[AIM] Find the lines below that contain the string "Create". Copy each one.

# START OF RECORDS TO USE

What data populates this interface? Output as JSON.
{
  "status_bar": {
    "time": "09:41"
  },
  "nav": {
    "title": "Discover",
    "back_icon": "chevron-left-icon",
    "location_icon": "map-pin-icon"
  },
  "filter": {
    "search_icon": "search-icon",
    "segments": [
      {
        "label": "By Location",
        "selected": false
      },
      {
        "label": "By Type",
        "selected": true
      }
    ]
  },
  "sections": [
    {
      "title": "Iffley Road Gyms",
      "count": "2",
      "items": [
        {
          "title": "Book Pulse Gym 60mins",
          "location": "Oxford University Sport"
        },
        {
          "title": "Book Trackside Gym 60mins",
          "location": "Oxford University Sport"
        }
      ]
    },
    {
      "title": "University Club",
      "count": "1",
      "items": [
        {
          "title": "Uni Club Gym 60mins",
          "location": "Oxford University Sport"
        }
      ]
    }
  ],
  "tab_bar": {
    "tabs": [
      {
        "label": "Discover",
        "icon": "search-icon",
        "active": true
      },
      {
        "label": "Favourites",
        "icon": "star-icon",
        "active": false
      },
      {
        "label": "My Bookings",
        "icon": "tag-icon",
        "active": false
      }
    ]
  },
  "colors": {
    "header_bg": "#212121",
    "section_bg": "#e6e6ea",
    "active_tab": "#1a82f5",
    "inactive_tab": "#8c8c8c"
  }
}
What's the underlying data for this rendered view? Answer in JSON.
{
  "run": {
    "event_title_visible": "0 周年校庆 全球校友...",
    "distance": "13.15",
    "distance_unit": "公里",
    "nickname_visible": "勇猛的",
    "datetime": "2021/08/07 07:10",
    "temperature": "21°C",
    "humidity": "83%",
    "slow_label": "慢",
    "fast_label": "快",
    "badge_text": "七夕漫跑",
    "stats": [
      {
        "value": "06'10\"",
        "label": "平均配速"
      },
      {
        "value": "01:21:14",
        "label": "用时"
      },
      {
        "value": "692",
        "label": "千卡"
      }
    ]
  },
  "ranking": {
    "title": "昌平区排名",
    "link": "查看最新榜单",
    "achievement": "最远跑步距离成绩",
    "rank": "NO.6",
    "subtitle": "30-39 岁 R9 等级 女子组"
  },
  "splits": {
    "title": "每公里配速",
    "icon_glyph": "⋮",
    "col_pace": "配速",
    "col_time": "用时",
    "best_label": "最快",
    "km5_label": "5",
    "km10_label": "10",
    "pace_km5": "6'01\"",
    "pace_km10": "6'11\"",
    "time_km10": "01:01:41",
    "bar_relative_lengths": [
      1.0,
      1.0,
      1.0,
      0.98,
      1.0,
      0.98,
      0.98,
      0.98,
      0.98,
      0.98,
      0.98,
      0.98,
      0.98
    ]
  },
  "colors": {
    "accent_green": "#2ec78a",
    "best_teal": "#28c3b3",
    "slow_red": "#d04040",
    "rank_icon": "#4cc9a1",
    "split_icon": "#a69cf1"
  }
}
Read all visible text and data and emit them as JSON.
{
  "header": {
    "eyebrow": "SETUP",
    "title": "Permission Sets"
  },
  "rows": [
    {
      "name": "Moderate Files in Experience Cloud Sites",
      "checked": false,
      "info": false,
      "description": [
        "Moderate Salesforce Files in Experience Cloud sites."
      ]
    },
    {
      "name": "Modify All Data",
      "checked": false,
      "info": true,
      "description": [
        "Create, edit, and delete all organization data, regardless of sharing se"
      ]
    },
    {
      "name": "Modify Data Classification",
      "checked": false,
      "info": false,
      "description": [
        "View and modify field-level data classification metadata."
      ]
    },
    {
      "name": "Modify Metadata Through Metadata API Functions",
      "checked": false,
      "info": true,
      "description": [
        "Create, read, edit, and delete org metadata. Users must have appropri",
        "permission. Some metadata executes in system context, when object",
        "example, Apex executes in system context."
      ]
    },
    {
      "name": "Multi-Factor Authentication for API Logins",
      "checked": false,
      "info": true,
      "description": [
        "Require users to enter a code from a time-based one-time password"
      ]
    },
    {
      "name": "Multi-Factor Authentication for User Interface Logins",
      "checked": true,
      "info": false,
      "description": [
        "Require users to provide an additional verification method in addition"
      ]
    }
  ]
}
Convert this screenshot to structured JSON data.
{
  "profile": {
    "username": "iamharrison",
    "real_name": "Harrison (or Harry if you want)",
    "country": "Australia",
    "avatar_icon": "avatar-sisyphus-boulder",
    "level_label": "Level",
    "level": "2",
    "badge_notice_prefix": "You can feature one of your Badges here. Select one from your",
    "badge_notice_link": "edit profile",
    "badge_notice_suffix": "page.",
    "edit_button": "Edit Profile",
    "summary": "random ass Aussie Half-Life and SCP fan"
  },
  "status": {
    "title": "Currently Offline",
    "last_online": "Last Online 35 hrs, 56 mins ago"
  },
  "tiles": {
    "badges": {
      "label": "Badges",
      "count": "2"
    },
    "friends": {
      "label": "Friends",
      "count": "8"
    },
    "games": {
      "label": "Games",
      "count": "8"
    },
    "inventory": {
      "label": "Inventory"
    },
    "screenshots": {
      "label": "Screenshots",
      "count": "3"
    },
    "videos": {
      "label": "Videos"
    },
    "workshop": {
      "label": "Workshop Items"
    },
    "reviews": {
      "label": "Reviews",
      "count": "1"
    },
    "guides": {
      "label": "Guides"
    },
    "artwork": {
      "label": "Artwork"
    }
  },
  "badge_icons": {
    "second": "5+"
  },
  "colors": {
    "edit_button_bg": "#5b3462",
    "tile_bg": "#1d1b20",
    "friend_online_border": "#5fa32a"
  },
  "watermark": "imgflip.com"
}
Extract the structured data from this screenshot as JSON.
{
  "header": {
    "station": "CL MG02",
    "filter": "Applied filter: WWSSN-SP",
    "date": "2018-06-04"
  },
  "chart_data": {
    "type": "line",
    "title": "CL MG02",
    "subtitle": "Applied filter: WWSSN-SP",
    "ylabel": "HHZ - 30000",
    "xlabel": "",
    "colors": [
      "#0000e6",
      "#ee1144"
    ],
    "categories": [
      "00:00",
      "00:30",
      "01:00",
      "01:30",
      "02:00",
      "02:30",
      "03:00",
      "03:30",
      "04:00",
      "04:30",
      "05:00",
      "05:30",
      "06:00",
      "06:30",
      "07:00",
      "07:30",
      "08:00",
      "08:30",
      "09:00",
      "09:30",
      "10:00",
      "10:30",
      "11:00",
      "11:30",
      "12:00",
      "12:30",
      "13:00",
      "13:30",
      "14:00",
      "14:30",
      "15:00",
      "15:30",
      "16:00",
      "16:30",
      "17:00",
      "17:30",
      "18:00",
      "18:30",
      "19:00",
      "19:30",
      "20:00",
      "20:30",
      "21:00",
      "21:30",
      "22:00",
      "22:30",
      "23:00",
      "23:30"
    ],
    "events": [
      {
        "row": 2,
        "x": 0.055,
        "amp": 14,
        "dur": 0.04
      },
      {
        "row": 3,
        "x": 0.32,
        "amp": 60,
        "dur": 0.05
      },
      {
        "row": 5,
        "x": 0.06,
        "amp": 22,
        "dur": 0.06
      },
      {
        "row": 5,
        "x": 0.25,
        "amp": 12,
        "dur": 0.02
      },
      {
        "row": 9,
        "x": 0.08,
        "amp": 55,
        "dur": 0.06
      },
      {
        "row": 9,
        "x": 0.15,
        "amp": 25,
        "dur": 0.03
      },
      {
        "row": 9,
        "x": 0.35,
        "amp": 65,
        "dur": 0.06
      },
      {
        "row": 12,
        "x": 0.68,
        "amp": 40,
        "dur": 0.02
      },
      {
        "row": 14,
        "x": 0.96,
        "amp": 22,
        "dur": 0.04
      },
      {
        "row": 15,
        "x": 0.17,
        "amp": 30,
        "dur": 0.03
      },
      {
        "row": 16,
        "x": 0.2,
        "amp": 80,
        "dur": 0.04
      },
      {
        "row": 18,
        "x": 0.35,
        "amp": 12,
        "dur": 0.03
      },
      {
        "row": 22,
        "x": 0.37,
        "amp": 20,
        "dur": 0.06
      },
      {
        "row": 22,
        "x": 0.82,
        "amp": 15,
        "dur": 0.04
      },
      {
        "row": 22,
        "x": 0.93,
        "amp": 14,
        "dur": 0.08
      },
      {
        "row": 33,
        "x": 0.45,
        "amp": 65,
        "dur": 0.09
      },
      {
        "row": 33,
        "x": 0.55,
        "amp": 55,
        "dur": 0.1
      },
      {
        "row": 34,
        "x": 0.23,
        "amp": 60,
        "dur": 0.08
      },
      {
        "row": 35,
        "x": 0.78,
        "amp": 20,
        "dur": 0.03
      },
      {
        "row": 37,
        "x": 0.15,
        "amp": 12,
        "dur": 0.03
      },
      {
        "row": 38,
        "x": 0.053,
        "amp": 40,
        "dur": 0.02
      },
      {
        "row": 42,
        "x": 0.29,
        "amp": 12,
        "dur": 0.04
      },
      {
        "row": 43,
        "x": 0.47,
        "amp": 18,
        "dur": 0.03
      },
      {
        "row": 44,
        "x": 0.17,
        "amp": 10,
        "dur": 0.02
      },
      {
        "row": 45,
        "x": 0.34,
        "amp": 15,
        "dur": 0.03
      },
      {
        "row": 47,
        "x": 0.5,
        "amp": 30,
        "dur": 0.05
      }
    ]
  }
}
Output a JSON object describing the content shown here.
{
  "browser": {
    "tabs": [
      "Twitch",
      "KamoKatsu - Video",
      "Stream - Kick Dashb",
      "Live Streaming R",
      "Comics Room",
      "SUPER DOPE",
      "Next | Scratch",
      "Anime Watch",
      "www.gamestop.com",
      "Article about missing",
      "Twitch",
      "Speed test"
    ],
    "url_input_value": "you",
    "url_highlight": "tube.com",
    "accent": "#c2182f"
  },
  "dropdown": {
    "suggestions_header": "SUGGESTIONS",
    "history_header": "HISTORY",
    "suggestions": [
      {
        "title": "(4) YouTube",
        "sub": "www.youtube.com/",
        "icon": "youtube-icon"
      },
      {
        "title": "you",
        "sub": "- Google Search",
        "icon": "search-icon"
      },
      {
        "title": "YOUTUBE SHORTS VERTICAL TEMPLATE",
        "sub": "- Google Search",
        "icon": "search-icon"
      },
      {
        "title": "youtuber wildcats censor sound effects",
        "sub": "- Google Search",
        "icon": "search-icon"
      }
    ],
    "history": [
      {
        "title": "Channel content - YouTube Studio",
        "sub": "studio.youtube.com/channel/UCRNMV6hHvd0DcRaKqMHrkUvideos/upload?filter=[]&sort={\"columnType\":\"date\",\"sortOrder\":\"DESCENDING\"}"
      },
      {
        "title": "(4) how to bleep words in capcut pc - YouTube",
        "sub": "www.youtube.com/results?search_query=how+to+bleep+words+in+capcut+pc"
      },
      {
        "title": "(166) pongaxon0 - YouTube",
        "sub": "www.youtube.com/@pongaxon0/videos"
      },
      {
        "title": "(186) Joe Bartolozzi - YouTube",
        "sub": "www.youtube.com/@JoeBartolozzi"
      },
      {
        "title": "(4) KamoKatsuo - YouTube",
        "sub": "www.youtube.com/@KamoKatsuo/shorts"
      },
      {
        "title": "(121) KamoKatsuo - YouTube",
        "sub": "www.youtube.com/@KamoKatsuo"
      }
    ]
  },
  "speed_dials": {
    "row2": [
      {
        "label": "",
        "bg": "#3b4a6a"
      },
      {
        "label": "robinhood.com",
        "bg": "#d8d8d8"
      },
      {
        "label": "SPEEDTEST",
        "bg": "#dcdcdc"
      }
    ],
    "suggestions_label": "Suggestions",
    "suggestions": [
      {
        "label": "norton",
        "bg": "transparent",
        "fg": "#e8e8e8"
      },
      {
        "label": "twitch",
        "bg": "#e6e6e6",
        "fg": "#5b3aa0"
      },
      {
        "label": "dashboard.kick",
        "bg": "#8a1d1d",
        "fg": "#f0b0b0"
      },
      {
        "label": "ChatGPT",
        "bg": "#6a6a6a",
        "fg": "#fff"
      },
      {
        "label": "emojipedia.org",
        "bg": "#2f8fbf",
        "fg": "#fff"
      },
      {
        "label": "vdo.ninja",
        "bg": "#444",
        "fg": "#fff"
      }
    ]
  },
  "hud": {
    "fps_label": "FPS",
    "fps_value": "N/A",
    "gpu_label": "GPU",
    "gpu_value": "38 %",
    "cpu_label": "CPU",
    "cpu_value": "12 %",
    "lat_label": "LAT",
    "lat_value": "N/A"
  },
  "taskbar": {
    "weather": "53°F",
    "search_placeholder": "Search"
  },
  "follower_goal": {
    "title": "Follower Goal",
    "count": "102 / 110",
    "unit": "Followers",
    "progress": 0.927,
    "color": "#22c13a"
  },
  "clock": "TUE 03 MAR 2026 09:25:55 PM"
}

# END OF RECORDS TO USE

[EXERCISE OUTPUT]
        "Create, edit, and delete all organization data, regardless of sharing se"
        "Create, read, edit, and delete org metadata. Users must have appropri",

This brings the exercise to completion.